Passage to read:
***
“Imagine a banana. Or anything curved. Actually, don’t, cause it’s not curved or like a banana. Forget the banana!”
The Doctor, describing conceptual space, in “Doctor Who: Space and Time”
I’ve repeatedly written posts about the joy to read books digitally and how to quickly scan paper books. Given that I spend the last weekend at home and took care of the last books I had stored in my old room, I’d like to give a short update.
The books I scanned varied in size, color vs. b/w, amount of pages, etc. When I scan the books, I usually scan color books in color and with the best quality. In rare cases, I use gray (if it is really a b/w book with a lot of pictures), and for most paperbacks/novels I use b/w (except for the cover).
These are the settings for my ScanSnap S1500M
(no compression setting)
However, what makes the scans worthwhile happens after the scan.
Using Acrobat (still have Adobe Acrobat 9 Pro) I first use Reduce File Size (with retain existing, but saved as new file) and then OCR.
Saving the documents as new files lets you easily keep the original scans in best quality — in case you ever need them. The effect of reducing the file size is incredible, just look at the original sizes, after reduced file size, and after OCR (OCR adds a little).
(61 files, from 12.71 GB to 1.2 GB to 1.6 GB)
After OCR is done (keep in mind to select the correct language) you can read the books is “well-enough” quality and easily copy and paste interesting passages. A few books (about 1 of 20) has some OCR problems, and perhaps 1 in 50 is unusable for OCR.
But most of the time it works brilliantly.
I still have my books without them taking up any (relevant) space.
Happy reading 🙂
***
What the task requires:
Answer these questions on the post about scanning books above:
1. Which scanner are the listed settings for?
2. Which Acrobat step comes first, and which follows it?
3. How many files were processed, and what was their total size after OCR?

Given information:
***
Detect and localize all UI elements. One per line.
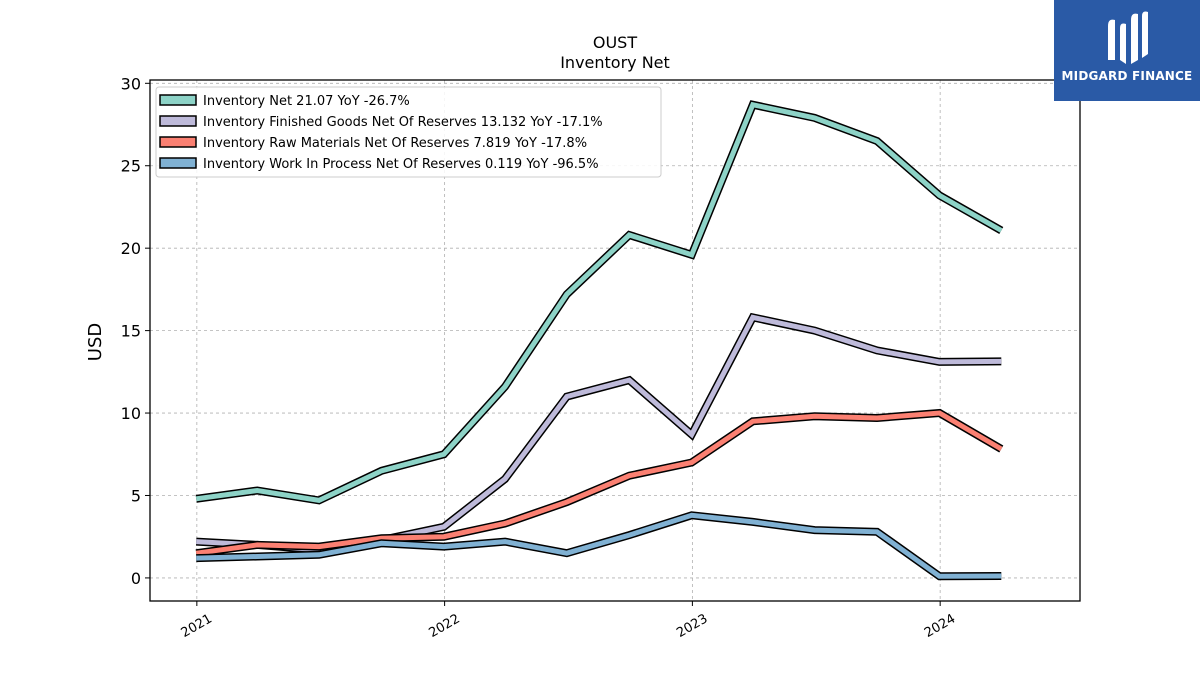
***
Task solution:
1. The ScanSnap S1500M.
2. Reduce File Size comes first, then OCR.
3. 61 files, totaling 1.6 GB after OCR.